**WHAT YOU SHOULD DO:** Retype the section of the property leasing passage that begins at the words "We expect lease" and stops after the words "2010 results.".

It excludes results from discontinued operations.
At
April 30, 2010, we have lease or sub-lease agreements, as landlord, for all or
parts of 10 former retail stores (108,000 square feet leased and 35,000 square
feet vacant). We own nine of these properties and are the tenant/sub landlord
for one of the properties. We have 30 owned former retail stores (374,000
square feet), and one former distribution center (180,000 square feet), that
are vacant at April 30, 2010. We are marketing these vacant properties for
lease or sale. In addition, one former distribution center is partially leased
(156,000 square feet), partially occupied by our corporate office personnel
(10,000 square feet) and partially vacant (300,000 square feet).
Net
sales and revenue increased in the first quarter of fiscal year 2010 to
$269,000 from $130,000 in the first quarter of fiscal year 2009. This increase
is primarily the result of a lease we entered into for a portion of one of our
distribution centers which began during the fourth quarter of fiscal year 2009.
We expect lease revenue for the remainder of fiscal year 2010 to be consistent
with the first quarter of fiscal year 2010 based upon leases currently
executed.
Gross
loss in the first quarter of fiscal year 2010 was $0.4 million compared to
gross profit of $0.1 million in the first quarter of fiscal year 2009. Gross
profit declined compared to the prior year as a result of expenses associated
with vacant properties. A majority of these properties were being used in our
retail segment during the first quarter of fiscal year 2009. We expect gross
loss for the remainder of fiscal year 2010 to be consistent with the first
quarter of fiscal year 2010 based upon leases currently executed. If we are
successful in our marketing efforts related to vacant properties, we would
expect gross profit (loss) to improve over the first quarter of fiscal year
2010 results.

**DATASET RECORDS:**
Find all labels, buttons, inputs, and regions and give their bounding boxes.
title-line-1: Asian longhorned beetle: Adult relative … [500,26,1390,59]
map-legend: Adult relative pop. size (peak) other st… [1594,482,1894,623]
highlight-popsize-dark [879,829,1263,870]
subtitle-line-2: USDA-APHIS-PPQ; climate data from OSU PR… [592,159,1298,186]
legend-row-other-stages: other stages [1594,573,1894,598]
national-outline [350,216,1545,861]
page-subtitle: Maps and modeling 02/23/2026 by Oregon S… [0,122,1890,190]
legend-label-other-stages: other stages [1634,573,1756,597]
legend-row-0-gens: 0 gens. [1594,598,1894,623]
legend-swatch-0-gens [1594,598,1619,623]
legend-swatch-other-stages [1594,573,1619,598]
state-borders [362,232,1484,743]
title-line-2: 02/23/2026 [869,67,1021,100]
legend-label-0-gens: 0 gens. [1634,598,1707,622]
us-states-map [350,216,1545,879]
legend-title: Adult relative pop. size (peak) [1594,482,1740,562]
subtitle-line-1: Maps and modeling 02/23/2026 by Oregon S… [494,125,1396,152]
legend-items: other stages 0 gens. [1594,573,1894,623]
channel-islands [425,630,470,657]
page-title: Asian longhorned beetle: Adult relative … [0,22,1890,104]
* * *
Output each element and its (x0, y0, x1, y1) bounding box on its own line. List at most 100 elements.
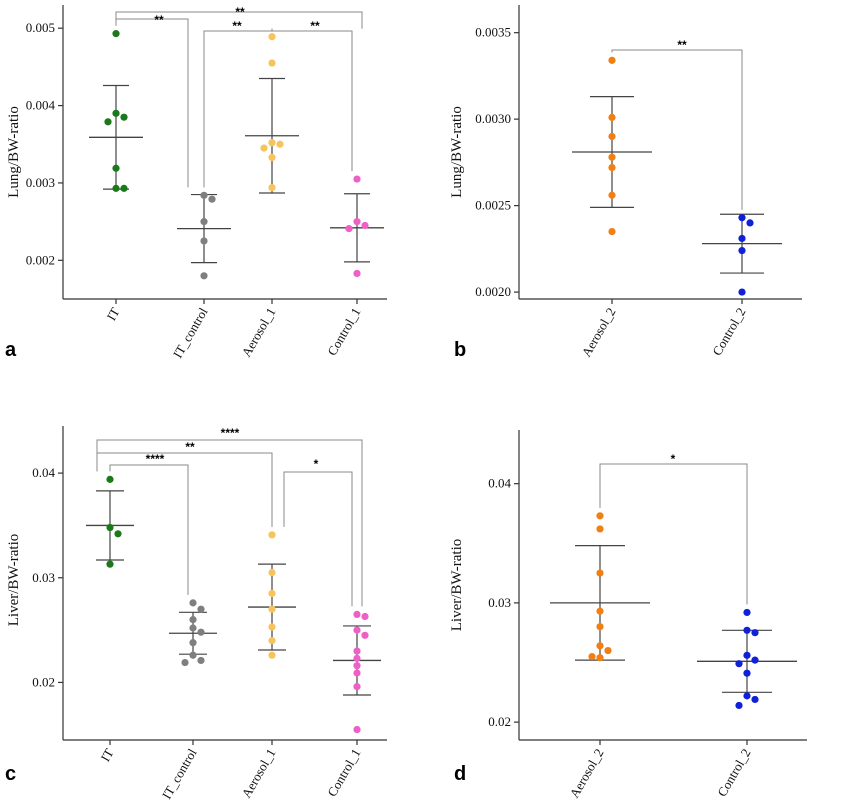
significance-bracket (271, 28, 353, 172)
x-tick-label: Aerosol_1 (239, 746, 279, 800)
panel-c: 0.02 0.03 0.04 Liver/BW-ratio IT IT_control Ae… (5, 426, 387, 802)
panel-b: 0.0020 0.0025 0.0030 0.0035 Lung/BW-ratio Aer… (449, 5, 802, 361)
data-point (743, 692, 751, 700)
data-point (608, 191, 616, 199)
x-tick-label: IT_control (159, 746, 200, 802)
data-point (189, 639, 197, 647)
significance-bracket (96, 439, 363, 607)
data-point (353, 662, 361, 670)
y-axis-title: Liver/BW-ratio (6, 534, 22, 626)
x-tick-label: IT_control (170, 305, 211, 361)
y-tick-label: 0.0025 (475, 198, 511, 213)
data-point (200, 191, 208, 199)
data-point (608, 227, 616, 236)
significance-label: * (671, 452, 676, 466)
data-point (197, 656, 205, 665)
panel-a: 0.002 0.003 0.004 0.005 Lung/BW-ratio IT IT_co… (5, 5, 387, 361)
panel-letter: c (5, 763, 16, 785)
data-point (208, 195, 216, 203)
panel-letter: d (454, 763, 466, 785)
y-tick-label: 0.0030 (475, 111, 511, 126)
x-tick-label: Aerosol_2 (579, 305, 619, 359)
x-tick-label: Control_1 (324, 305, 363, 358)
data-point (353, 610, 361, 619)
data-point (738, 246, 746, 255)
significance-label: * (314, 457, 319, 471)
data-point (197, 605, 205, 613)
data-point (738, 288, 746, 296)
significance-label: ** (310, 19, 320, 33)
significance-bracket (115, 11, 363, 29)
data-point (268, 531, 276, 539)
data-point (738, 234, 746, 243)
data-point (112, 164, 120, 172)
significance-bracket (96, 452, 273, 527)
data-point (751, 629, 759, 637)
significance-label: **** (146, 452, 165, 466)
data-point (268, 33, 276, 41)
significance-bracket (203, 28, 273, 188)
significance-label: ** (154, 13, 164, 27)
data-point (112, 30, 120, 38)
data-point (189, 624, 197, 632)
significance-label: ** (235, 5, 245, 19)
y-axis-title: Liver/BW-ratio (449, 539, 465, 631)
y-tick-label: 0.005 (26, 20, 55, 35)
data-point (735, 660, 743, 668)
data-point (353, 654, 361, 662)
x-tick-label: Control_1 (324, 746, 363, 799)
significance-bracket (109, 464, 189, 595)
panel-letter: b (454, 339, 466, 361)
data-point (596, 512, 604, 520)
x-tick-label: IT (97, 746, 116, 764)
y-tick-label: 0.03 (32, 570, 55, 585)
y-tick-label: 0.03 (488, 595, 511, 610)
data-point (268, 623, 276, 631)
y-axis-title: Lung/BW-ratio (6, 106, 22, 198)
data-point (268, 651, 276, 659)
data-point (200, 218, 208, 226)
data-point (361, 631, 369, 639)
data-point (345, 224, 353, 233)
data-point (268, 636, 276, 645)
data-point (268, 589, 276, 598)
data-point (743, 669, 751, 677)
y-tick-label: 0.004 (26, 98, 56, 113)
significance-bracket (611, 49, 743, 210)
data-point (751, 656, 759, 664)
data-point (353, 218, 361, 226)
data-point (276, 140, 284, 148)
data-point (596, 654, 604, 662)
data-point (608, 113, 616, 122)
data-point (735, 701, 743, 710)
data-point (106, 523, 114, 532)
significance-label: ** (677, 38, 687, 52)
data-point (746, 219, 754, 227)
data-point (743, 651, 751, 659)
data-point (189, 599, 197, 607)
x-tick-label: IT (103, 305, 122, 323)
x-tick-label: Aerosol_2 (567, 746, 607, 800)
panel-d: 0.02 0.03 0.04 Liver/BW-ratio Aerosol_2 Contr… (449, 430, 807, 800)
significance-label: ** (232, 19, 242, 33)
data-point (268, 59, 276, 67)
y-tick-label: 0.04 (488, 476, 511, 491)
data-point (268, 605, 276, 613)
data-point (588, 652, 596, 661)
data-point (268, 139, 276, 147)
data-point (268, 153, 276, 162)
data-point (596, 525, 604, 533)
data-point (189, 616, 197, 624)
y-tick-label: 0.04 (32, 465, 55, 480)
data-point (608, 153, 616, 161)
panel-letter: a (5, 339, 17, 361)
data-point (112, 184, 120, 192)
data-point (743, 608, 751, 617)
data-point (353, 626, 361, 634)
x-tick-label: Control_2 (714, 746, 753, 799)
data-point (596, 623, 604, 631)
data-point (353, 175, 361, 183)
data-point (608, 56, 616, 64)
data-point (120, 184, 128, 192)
...
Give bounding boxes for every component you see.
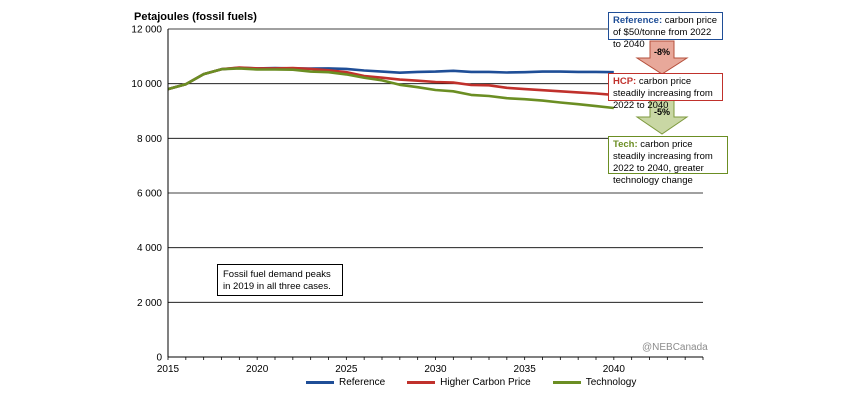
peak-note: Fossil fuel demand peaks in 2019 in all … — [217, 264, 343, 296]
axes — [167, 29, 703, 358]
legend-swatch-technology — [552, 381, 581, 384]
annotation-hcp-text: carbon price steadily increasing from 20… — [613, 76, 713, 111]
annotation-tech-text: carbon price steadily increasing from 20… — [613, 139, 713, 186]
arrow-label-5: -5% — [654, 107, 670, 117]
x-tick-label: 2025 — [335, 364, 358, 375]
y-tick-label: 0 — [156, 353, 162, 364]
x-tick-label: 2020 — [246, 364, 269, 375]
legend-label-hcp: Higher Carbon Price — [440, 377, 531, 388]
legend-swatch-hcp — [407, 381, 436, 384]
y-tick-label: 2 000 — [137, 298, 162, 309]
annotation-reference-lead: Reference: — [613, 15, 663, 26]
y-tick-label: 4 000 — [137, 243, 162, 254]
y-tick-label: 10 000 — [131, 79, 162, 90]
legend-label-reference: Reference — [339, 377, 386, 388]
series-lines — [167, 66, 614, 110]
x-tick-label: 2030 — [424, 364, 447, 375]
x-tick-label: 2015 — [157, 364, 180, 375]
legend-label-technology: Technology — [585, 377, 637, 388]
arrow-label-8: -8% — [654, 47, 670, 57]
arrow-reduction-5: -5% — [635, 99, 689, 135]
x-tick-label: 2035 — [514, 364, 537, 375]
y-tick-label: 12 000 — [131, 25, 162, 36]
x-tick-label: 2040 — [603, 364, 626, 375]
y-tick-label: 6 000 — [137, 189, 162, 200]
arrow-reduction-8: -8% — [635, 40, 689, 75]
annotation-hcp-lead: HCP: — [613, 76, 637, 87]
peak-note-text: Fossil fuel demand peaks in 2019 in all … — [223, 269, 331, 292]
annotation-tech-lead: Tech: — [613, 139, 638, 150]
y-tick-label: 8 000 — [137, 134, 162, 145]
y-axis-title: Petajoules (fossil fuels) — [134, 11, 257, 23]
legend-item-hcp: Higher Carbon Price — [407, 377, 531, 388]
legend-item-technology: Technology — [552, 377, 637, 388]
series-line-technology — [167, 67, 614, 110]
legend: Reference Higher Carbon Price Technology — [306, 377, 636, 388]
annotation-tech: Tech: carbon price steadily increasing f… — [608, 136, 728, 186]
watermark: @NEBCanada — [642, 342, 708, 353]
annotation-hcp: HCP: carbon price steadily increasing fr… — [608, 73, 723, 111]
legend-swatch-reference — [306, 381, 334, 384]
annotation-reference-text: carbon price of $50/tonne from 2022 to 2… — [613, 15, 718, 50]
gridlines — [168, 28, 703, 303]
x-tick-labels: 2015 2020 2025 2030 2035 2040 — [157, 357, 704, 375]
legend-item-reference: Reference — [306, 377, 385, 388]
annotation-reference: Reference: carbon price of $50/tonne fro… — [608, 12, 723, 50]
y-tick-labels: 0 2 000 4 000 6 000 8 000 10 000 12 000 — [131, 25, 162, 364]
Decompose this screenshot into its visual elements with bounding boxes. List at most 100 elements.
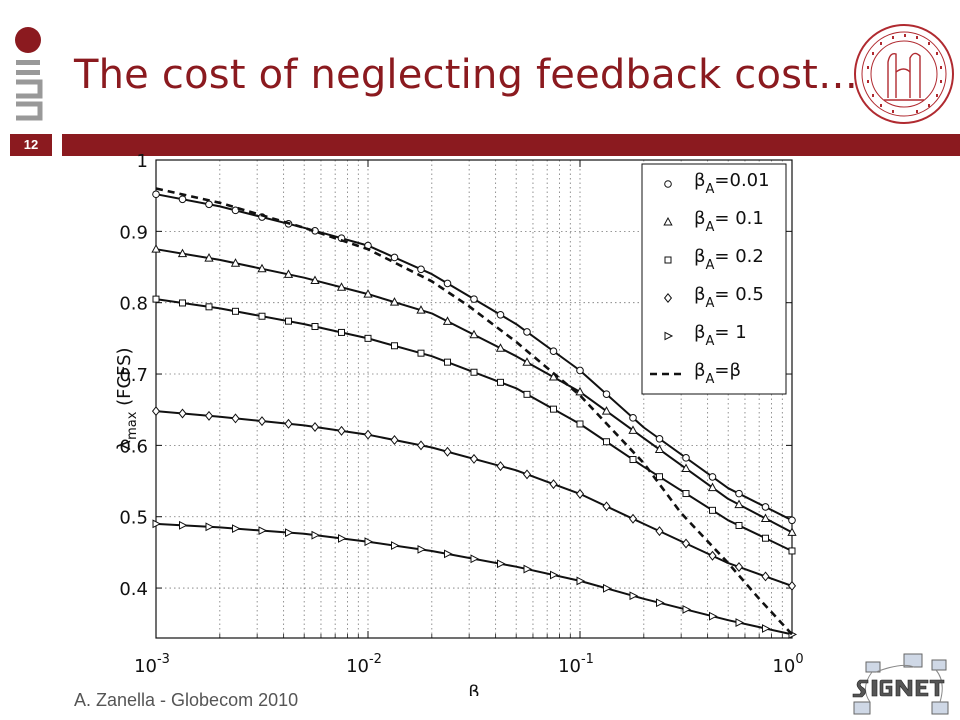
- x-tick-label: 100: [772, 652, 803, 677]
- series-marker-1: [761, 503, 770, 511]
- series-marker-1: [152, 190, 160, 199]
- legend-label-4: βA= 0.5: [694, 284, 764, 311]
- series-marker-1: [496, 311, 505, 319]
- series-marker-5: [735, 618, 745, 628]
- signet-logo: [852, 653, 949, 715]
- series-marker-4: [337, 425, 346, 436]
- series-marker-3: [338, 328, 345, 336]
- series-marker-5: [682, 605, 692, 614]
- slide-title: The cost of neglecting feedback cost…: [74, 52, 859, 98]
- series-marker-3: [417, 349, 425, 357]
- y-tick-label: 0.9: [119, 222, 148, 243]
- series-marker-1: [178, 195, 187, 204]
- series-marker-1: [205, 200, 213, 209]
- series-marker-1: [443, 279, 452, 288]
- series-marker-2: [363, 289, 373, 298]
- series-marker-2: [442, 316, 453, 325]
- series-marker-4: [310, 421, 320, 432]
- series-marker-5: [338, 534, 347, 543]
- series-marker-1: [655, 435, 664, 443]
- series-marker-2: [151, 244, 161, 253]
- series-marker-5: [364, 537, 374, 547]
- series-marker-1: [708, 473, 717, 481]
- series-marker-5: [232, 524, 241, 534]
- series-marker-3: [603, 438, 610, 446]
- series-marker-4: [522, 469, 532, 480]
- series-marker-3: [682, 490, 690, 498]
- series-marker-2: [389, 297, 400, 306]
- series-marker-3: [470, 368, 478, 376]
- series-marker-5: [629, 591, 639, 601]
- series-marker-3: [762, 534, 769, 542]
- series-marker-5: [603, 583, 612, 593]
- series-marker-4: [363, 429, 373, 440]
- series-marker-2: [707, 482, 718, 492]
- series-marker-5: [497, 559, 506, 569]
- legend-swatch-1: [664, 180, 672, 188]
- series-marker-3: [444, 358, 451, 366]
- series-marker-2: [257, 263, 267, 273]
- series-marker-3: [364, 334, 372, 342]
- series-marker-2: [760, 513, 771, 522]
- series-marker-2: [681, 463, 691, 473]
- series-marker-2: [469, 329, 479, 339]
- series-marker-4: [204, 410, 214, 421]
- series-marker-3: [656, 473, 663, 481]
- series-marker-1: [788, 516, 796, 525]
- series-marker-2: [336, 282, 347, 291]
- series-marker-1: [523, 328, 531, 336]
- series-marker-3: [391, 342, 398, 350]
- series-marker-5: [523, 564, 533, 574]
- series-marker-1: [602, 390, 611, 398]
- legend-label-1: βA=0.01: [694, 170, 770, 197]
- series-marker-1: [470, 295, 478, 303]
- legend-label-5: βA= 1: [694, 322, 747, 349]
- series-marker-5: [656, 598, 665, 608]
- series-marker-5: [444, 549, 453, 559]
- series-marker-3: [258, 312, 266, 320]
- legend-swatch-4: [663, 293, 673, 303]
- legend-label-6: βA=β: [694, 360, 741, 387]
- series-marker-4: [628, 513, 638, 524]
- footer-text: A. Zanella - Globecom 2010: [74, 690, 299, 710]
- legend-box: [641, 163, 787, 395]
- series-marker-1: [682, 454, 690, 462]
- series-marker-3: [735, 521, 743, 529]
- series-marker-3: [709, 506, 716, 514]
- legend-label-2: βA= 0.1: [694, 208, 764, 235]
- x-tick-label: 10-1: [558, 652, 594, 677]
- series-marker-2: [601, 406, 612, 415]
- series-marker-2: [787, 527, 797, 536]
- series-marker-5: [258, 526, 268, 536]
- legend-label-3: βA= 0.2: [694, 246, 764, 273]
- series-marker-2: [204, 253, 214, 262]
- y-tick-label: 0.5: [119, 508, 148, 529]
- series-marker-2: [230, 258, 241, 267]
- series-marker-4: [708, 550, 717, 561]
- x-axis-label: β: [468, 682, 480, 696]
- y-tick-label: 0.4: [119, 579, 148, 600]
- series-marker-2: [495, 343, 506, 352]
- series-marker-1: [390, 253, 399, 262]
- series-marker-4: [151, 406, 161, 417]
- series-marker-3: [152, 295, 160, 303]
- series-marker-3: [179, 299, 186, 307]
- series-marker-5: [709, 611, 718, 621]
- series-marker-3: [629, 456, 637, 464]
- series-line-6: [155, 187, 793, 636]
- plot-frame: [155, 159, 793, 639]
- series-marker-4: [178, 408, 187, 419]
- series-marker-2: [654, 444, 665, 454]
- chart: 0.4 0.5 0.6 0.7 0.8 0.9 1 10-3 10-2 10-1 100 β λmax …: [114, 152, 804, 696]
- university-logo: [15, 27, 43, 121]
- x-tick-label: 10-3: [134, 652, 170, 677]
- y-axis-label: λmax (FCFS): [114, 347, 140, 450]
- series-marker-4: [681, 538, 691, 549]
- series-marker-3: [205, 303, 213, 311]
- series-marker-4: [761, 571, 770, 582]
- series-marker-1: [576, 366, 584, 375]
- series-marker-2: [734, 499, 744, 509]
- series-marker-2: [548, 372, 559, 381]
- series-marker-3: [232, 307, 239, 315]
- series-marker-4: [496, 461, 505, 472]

**SOLUTION TO THIS TASK:**
We expect lease revenue for the remainder of fiscal year 2010 to be consistent
with the first quarter of fiscal year 2010 based upon leases currently
executed.
Gross
loss in the first quarter of fiscal year 2010 was $0.4 million compared to
gross profit of $0.1 million in the first quarter of fiscal year 2009. Gross
profit declined compared to the prior year as a result of expenses associated
with vacant properties. A majority of these properties were being used in our
retail segment during the first quarter of fiscal year 2009. We expect gross
loss for the remainder of fiscal year 2010 to be consistent with the first
quarter of fiscal year 2010 based upon leases currently executed. If we are
successful in our marketing efforts related to vacant properties, we would
expect gross profit (loss) to improve over the first quarter of fiscal year
2010 results.